**Task instructions**
Print the records again, character for character.

**Data listing**
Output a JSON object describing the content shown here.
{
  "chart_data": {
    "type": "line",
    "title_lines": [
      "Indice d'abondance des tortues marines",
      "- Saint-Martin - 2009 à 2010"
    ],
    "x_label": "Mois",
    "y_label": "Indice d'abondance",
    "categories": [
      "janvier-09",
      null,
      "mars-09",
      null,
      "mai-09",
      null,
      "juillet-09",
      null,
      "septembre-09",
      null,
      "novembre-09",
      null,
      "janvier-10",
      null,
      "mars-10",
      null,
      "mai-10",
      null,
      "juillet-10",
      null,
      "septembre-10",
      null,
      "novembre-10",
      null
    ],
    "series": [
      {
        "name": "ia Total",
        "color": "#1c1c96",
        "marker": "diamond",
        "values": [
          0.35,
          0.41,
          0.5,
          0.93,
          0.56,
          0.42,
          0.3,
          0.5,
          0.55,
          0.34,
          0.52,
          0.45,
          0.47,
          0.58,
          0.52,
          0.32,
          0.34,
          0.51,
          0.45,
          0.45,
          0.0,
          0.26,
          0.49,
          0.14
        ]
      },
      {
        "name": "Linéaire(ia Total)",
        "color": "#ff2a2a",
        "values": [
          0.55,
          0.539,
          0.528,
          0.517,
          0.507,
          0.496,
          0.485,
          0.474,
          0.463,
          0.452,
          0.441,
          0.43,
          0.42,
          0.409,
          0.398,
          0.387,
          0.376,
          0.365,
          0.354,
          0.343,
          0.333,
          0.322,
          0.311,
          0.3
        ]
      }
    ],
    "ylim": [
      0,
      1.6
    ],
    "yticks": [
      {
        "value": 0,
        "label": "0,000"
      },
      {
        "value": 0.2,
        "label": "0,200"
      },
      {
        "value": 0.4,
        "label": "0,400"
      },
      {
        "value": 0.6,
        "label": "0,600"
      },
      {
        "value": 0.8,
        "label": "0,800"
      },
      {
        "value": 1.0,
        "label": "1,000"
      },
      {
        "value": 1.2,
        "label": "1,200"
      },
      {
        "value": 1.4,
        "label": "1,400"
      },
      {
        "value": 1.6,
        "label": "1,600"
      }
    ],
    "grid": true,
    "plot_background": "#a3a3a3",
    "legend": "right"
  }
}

**Full answer**
Output a JSON object describing the content shown here.
{
  "chart_data": {
    "type": "line",
    "title_lines": [
      "Indice d'abondance des tortues marines",
      "- Saint-Martin - 2009 à 2010"
    ],
    "x_label": "Mois",
    "y_label": "Indice d'abondance",
    "categories": [
      "janvier-09",
      null,
      "mars-09",
      null,
      "mai-09",
      null,
      "juillet-09",
      null,
      "septembre-09",
      null,
      "novembre-09",
      null,
      "janvier-10",
      null,
      "mars-10",
      null,
      "mai-10",
      null,
      "juillet-10",
      null,
      "septembre-10",
      null,
      "novembre-10",
      null
    ],
    "series": [
      {
        "name": "ia Total",
        "color": "#1c1c96",
        "marker": "diamond",
        "values": [
          0.35,
          0.41,
          0.5,
          0.93,
          0.56,
          0.42,
          0.3,
          0.5,
          0.55,
          0.34,
          0.52,
          0.45,
          0.47,
          0.58,
          0.52,
          0.32,
          0.34,
          0.51,
          0.45,
          0.45,
          0.0,
          0.26,
          0.49,
          0.14
        ]
      },
      {
        "name": "Linéaire(ia Total)",
        "color": "#ff2a2a",
        "values": [
          0.55,
          0.539,
          0.528,
          0.517,
          0.507,
          0.496,
          0.485,
          0.474,
          0.463,
          0.452,
          0.441,
          0.43,
          0.42,
          0.409,
          0.398,
          0.387,
          0.376,
          0.365,
          0.354,
          0.343,
          0.333,
          0.322,
          0.311,
          0.3
        ]
      }
    ],
    "ylim": [
      0,
      1.6
    ],
    "yticks": [
      {
        "value": 0,
        "label": "0,000"
      },
      {
        "value": 0.2,
        "label": "0,200"
      },
      {
        "value": 0.4,
        "label": "0,400"
      },
      {
        "value": 0.6,
        "label": "0,600"
      },
      {
        "value": 0.8,
        "label": "0,800"
      },
      {
        "value": 1.0,
        "label": "1,000"
      },
      {
        "value": 1.2,
        "label": "1,200"
      },
      {
        "value": 1.4,
        "label": "1,400"
      },
      {
        "value": 1.6,
        "label": "1,600"
      }
    ],
    "grid": true,
    "plot_background": "#a3a3a3",
    "legend": "right"
  }
}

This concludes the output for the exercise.